Data entries
:::::
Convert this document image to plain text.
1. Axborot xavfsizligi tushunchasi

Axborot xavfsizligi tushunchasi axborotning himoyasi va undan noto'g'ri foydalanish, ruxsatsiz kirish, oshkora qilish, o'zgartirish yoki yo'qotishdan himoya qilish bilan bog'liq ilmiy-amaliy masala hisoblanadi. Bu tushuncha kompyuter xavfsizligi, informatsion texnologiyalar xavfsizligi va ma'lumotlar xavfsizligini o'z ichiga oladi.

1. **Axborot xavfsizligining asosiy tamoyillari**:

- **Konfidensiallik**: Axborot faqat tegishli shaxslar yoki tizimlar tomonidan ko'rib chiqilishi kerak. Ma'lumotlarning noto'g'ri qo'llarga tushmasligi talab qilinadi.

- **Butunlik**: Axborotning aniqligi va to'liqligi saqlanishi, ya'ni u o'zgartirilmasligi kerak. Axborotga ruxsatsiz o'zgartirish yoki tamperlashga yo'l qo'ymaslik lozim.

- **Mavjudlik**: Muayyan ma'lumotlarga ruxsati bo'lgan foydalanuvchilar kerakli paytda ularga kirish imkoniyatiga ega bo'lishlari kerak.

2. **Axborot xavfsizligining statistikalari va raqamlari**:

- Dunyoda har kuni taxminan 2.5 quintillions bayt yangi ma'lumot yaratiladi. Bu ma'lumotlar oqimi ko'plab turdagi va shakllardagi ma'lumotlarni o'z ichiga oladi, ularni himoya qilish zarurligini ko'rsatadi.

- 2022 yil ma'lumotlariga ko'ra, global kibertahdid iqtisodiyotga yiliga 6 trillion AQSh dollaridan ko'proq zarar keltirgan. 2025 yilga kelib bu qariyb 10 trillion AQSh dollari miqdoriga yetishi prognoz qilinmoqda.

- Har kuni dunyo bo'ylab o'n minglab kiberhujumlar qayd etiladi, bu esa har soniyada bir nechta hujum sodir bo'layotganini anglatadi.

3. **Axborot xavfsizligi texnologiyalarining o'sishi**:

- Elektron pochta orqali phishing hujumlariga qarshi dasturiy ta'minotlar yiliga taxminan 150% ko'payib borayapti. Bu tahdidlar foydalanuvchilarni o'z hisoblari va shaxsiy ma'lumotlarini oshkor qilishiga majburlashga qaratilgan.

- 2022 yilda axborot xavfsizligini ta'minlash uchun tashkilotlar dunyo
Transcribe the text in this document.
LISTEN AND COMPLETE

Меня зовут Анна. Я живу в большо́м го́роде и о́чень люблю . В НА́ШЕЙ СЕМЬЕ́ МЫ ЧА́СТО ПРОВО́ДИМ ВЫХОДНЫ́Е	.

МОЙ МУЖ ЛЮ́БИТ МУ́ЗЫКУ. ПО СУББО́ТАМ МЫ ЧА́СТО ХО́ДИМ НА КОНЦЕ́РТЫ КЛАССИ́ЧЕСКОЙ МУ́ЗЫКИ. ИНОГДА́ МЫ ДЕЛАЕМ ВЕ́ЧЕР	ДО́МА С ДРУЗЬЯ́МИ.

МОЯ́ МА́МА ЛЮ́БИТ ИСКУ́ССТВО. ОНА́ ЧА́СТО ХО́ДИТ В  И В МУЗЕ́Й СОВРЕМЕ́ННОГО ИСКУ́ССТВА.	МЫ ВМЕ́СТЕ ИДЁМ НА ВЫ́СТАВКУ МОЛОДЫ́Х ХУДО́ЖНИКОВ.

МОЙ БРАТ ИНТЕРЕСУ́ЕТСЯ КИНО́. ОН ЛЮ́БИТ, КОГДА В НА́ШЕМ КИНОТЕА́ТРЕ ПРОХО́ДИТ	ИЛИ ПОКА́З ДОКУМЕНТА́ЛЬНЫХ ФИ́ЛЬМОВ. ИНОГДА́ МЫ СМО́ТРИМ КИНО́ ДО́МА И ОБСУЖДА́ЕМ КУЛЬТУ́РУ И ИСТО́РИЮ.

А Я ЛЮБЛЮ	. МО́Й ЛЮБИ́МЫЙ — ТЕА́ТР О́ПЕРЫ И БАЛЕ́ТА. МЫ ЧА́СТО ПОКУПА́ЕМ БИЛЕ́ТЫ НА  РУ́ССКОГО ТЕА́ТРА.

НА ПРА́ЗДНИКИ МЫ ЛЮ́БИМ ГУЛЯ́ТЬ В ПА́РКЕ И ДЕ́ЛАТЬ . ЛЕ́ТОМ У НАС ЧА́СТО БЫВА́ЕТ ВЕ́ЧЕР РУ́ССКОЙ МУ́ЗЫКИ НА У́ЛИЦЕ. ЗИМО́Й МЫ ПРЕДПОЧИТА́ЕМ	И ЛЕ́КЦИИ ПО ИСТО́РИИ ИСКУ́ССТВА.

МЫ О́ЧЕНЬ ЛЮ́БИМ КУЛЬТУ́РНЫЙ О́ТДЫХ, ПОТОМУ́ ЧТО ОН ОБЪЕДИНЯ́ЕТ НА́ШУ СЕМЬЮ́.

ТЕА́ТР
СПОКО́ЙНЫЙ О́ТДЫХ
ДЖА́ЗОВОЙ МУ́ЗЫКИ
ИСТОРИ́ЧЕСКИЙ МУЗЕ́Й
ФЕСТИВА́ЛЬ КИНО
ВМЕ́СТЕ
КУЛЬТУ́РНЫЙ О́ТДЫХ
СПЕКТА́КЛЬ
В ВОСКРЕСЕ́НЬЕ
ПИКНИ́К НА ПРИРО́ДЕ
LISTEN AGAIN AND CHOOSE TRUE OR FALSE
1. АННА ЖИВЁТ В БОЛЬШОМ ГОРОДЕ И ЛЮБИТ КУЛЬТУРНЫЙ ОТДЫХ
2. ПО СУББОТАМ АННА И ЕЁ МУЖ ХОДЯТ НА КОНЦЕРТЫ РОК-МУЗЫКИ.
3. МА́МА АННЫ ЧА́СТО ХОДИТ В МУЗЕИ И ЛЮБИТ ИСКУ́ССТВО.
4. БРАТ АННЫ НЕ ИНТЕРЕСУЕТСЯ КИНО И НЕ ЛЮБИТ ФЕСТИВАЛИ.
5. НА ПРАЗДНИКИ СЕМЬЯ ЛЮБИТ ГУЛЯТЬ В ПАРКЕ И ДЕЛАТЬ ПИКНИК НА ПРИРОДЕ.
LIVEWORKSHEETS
:::::
TASK PROMPT:
Of all the lines in the entries, how many contain the word "oladi"? Give only the number.

REPLY TO THE EXERCISE:
2